§ Aim: Give an exact transcription of every line, dropping the images.

****************************************

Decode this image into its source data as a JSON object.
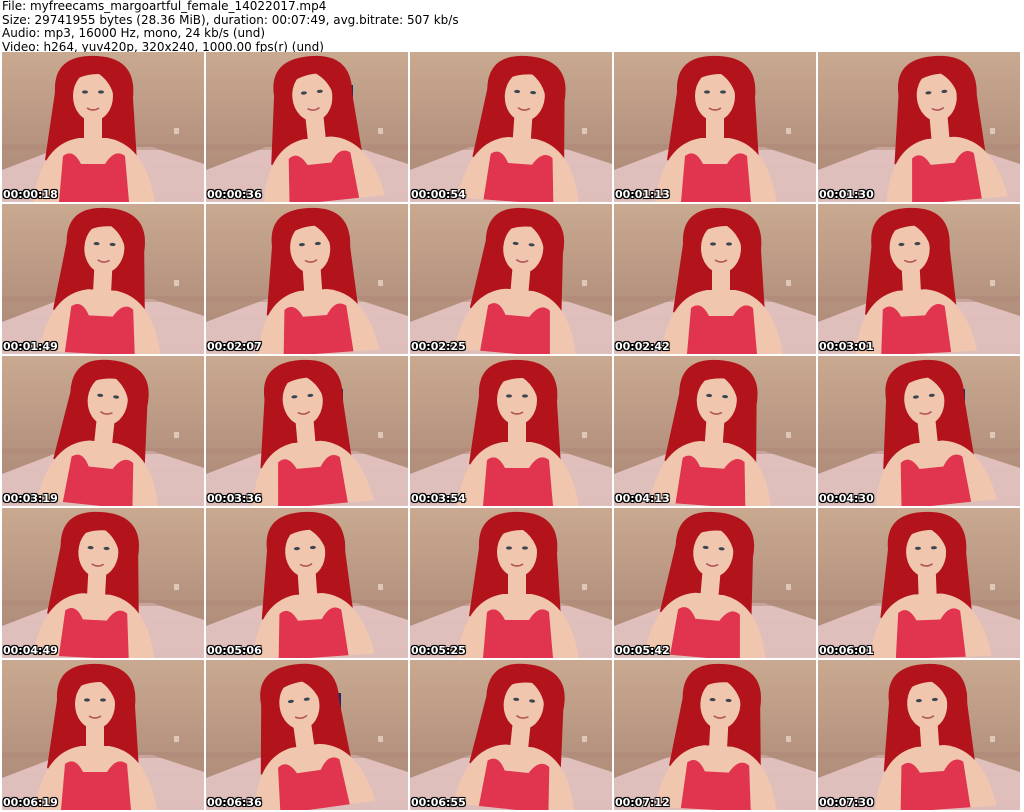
{
  "header": {
    "file_line": "File: myfreecams_margoartful_female_14022017.mp4",
    "size_line": "Size: 29741955 bytes (28.36 MiB), duration: 00:07:49, avg.bitrate: 507 kb/s",
    "audio_line": "Audio: mp3, 16000 Hz, mono, 24 kb/s (und)",
    "video_line": "Video: h264, yuv420p, 320x240, 1000.00 fps(r) (und)"
  },
  "thumbnails": [
    {
      "timestamp": "00:00:18"
    },
    {
      "timestamp": "00:00:36"
    },
    {
      "timestamp": "00:00:54"
    },
    {
      "timestamp": "00:01:13"
    },
    {
      "timestamp": "00:01:30"
    },
    {
      "timestamp": "00:01:49"
    },
    {
      "timestamp": "00:02:07"
    },
    {
      "timestamp": "00:02:25"
    },
    {
      "timestamp": "00:02:42"
    },
    {
      "timestamp": "00:03:01"
    },
    {
      "timestamp": "00:03:19"
    },
    {
      "timestamp": "00:03:36"
    },
    {
      "timestamp": "00:03:54"
    },
    {
      "timestamp": "00:04:13"
    },
    {
      "timestamp": "00:04:30"
    },
    {
      "timestamp": "00:04:49"
    },
    {
      "timestamp": "00:05:06"
    },
    {
      "timestamp": "00:05:25"
    },
    {
      "timestamp": "00:05:42"
    },
    {
      "timestamp": "00:06:01"
    },
    {
      "timestamp": "00:06:19"
    },
    {
      "timestamp": "00:06:36"
    },
    {
      "timestamp": "00:06:55"
    },
    {
      "timestamp": "00:07:12"
    },
    {
      "timestamp": "00:07:30"
    }
  ],
  "colors": {
    "wall": "#c9a990",
    "floor": "#e8c8c8",
    "hair": "#b3141c",
    "skin": "#f0c7ae",
    "top": "#e0344f"
  }
}
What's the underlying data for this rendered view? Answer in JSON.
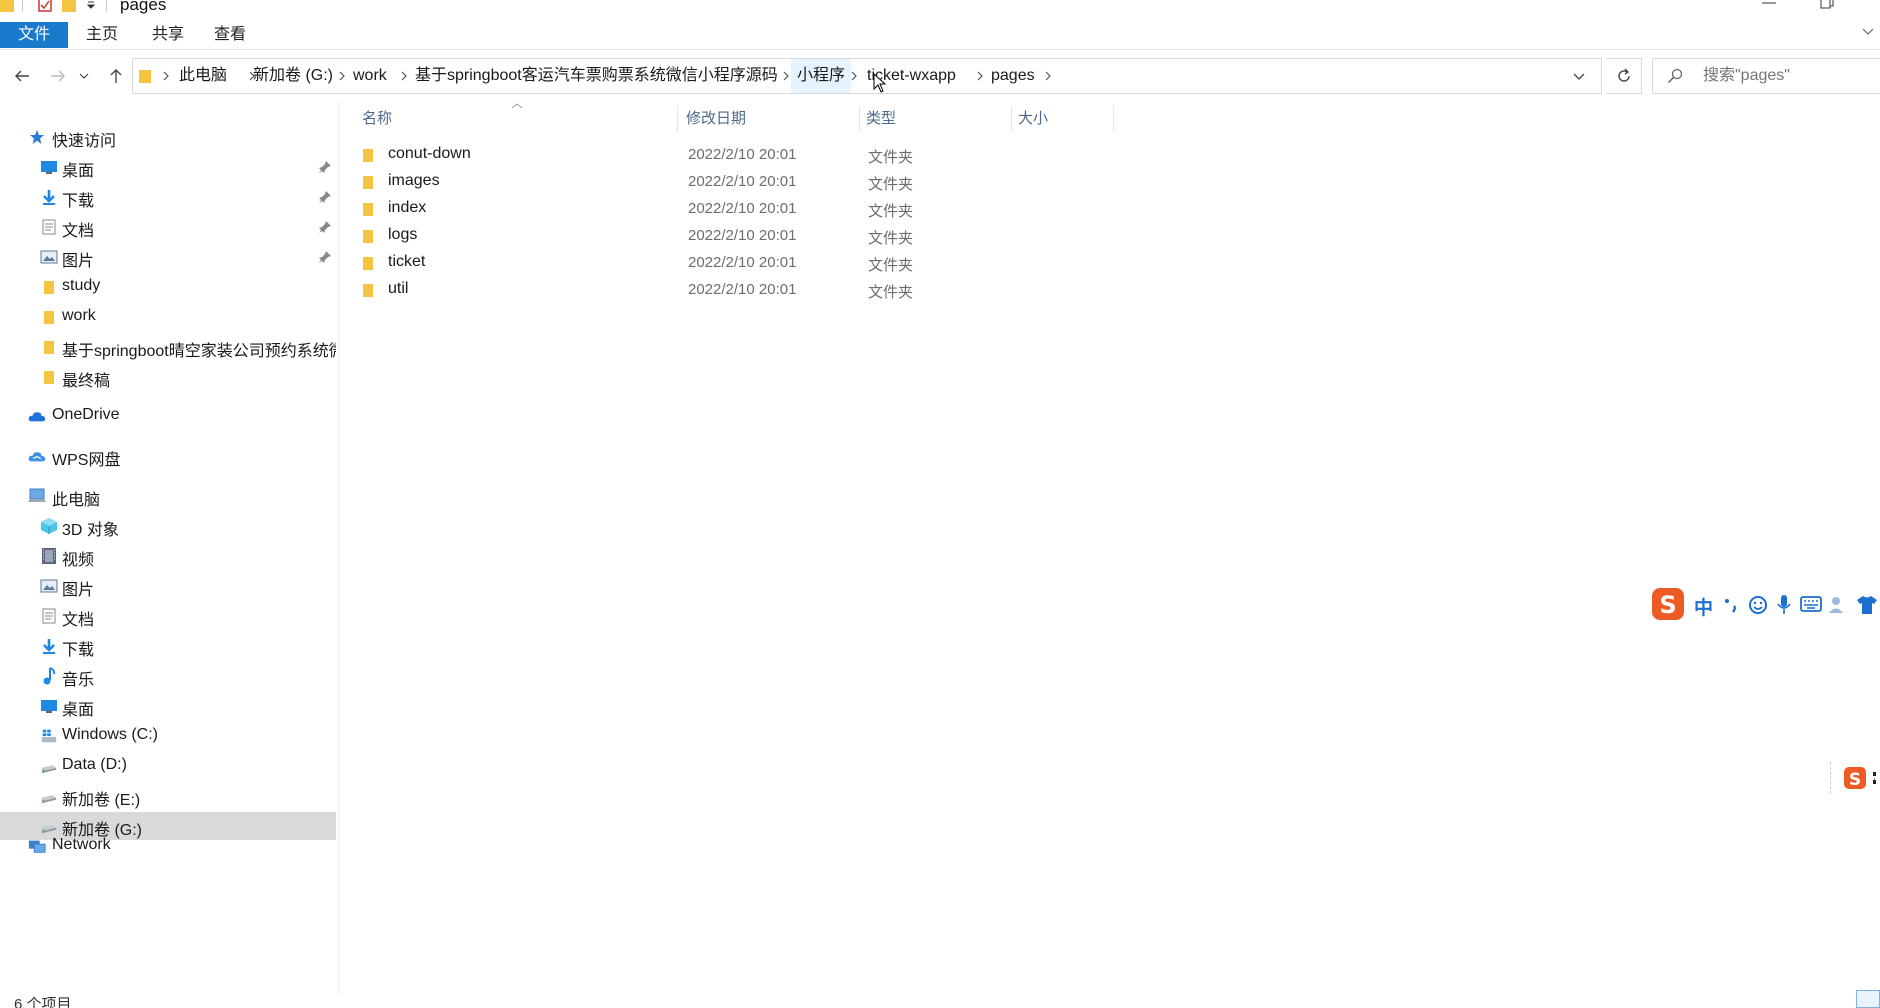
{
  "window": {
    "title": "pages"
  },
  "ribbon": {
    "tabs": [
      "文件",
      "主页",
      "共享",
      "查看"
    ]
  },
  "address": {
    "crumbs": [
      "此电脑",
      "新加卷 (G:)",
      "work",
      "基于springboot客运汽车票购票系统微信小程序源码",
      "小程序",
      "ticket-wxapp",
      "pages"
    ]
  },
  "search": {
    "placeholder": "搜索\"pages\""
  },
  "sidebar": {
    "quick_access": "快速访问",
    "quick_items": [
      {
        "label": "桌面",
        "pinned": true,
        "icon": "desktop-icon"
      },
      {
        "label": "下载",
        "pinned": true,
        "icon": "download-icon"
      },
      {
        "label": "文档",
        "pinned": true,
        "icon": "document-icon"
      },
      {
        "label": "图片",
        "pinned": true,
        "icon": "picture-icon"
      },
      {
        "label": "study",
        "pinned": false,
        "icon": "folder-icon"
      },
      {
        "label": "work",
        "pinned": false,
        "icon": "folder-icon"
      },
      {
        "label": "基于springboot晴空家装公司预约系统微",
        "pinned": false,
        "icon": "folder-icon"
      },
      {
        "label": "最终稿",
        "pinned": false,
        "icon": "folder-icon"
      }
    ],
    "onedrive": "OneDrive",
    "wps": "WPS网盘",
    "this_pc": "此电脑",
    "pc_items": [
      {
        "label": "3D 对象",
        "icon": "3d-objects-icon"
      },
      {
        "label": "视频",
        "icon": "video-icon"
      },
      {
        "label": "图片",
        "icon": "picture-icon"
      },
      {
        "label": "文档",
        "icon": "document-icon"
      },
      {
        "label": "下载",
        "icon": "download-icon"
      },
      {
        "label": "音乐",
        "icon": "music-icon"
      },
      {
        "label": "桌面",
        "icon": "desktop-icon"
      },
      {
        "label": "Windows (C:)",
        "icon": "windows-drive-icon"
      },
      {
        "label": "Data (D:)",
        "icon": "drive-icon"
      },
      {
        "label": "新加卷 (E:)",
        "icon": "drive-icon"
      },
      {
        "label": "新加卷 (G:)",
        "icon": "drive-icon",
        "selected": true
      }
    ],
    "network": "Network"
  },
  "columns": [
    "名称",
    "修改日期",
    "类型",
    "大小"
  ],
  "files": [
    {
      "name": "conut-down",
      "date": "2022/2/10 20:01",
      "type": "文件夹"
    },
    {
      "name": "images",
      "date": "2022/2/10 20:01",
      "type": "文件夹"
    },
    {
      "name": "index",
      "date": "2022/2/10 20:01",
      "type": "文件夹"
    },
    {
      "name": "logs",
      "date": "2022/2/10 20:01",
      "type": "文件夹"
    },
    {
      "name": "ticket",
      "date": "2022/2/10 20:01",
      "type": "文件夹"
    },
    {
      "name": "util",
      "date": "2022/2/10 20:01",
      "type": "文件夹"
    }
  ],
  "status": {
    "count": "6 个项目"
  },
  "ime": {
    "mode": "中"
  },
  "colors": {
    "accent": "#1979ca",
    "folder": "#f5c542",
    "selected": "#d9d9d9",
    "header_text": "#4d6b8a"
  }
}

****************************************

§ The answer:
Decode this image into its source data as a JSON object.
{
  "header": {
    "file_line": "File: myfreecams_margoartful_female_14022017.mp4",
    "size_line": "Size: 29741955 bytes (28.36 MiB), duration: 00:07:49, avg.bitrate: 507 kb/s",
    "audio_line": "Audio: mp3, 16000 Hz, mono, 24 kb/s (und)",
    "video_line": "Video: h264, yuv420p, 320x240, 1000.00 fps(r) (und)"
  },
  "thumbnails": [
    {
      "timestamp": "00:00:18"
    },
    {
      "timestamp": "00:00:36"
    },
    {
      "timestamp": "00:00:54"
    },
    {
      "timestamp": "00:01:13"
    },
    {
      "timestamp": "00:01:30"
    },
    {
      "timestamp": "00:01:49"
    },
    {
      "timestamp": "00:02:07"
    },
    {
      "timestamp": "00:02:25"
    },
    {
      "timestamp": "00:02:42"
    },
    {
      "timestamp": "00:03:01"
    },
    {
      "timestamp": "00:03:19"
    },
    {
      "timestamp": "00:03:36"
    },
    {
      "timestamp": "00:03:54"
    },
    {
      "timestamp": "00:04:13"
    },
    {
      "timestamp": "00:04:30"
    },
    {
      "timestamp": "00:04:49"
    },
    {
      "timestamp": "00:05:06"
    },
    {
      "timestamp": "00:05:25"
    },
    {
      "timestamp": "00:05:42"
    },
    {
      "timestamp": "00:06:01"
    },
    {
      "timestamp": "00:06:19"
    },
    {
      "timestamp": "00:06:36"
    },
    {
      "timestamp": "00:06:55"
    },
    {
      "timestamp": "00:07:12"
    },
    {
      "timestamp": "00:07:30"
    }
  ],
  "colors": {
    "wall": "#c9a990",
    "floor": "#e8c8c8",
    "hair": "#b3141c",
    "skin": "#f0c7ae",
    "top": "#e0344f"
  }
}
What's the underlying data for this rendered view? Answer in JSON.
{
  "window": {
    "title": "pages"
  },
  "ribbon": {
    "tabs": [
      "文件",
      "主页",
      "共享",
      "查看"
    ]
  },
  "address": {
    "crumbs": [
      "此电脑",
      "新加卷 (G:)",
      "work",
      "基于springboot客运汽车票购票系统微信小程序源码",
      "小程序",
      "ticket-wxapp",
      "pages"
    ]
  },
  "search": {
    "placeholder": "搜索\"pages\""
  },
  "sidebar": {
    "quick_access": "快速访问",
    "quick_items": [
      {
        "label": "桌面",
        "pinned": true,
        "icon": "desktop-icon"
      },
      {
        "label": "下载",
        "pinned": true,
        "icon": "download-icon"
      },
      {
        "label": "文档",
        "pinned": true,
        "icon": "document-icon"
      },
      {
        "label": "图片",
        "pinned": true,
        "icon": "picture-icon"
      },
      {
        "label": "study",
        "pinned": false,
        "icon": "folder-icon"
      },
      {
        "label": "work",
        "pinned": false,
        "icon": "folder-icon"
      },
      {
        "label": "基于springboot晴空家装公司预约系统微",
        "pinned": false,
        "icon": "folder-icon"
      },
      {
        "label": "最终稿",
        "pinned": false,
        "icon": "folder-icon"
      }
    ],
    "onedrive": "OneDrive",
    "wps": "WPS网盘",
    "this_pc": "此电脑",
    "pc_items": [
      {
        "label": "3D 对象",
        "icon": "3d-objects-icon"
      },
      {
        "label": "视频",
        "icon": "video-icon"
      },
      {
        "label": "图片",
        "icon": "picture-icon"
      },
      {
        "label": "文档",
        "icon": "document-icon"
      },
      {
        "label": "下载",
        "icon": "download-icon"
      },
      {
        "label": "音乐",
        "icon": "music-icon"
      },
      {
        "label": "桌面",
        "icon": "desktop-icon"
      },
      {
        "label": "Windows (C:)",
        "icon": "windows-drive-icon"
      },
      {
        "label": "Data (D:)",
        "icon": "drive-icon"
      },
      {
        "label": "新加卷 (E:)",
        "icon": "drive-icon"
      },
      {
        "label": "新加卷 (G:)",
        "icon": "drive-icon",
        "selected": true
      }
    ],
    "network": "Network"
  },
  "columns": [
    "名称",
    "修改日期",
    "类型",
    "大小"
  ],
  "files": [
    {
      "name": "conut-down",
      "date": "2022/2/10 20:01",
      "type": "文件夹"
    },
    {
      "name": "images",
      "date": "2022/2/10 20:01",
      "type": "文件夹"
    },
    {
      "name": "index",
      "date": "2022/2/10 20:01",
      "type": "文件夹"
    },
    {
      "name": "logs",
      "date": "2022/2/10 20:01",
      "type": "文件夹"
    },
    {
      "name": "ticket",
      "date": "2022/2/10 20:01",
      "type": "文件夹"
    },
    {
      "name": "util",
      "date": "2022/2/10 20:01",
      "type": "文件夹"
    }
  ],
  "status": {
    "count": "6 个项目"
  },
  "ime": {
    "mode": "中"
  },
  "colors": {
    "accent": "#1979ca",
    "folder": "#f5c542",
    "selected": "#d9d9d9",
    "header_text": "#4d6b8a"
  }
}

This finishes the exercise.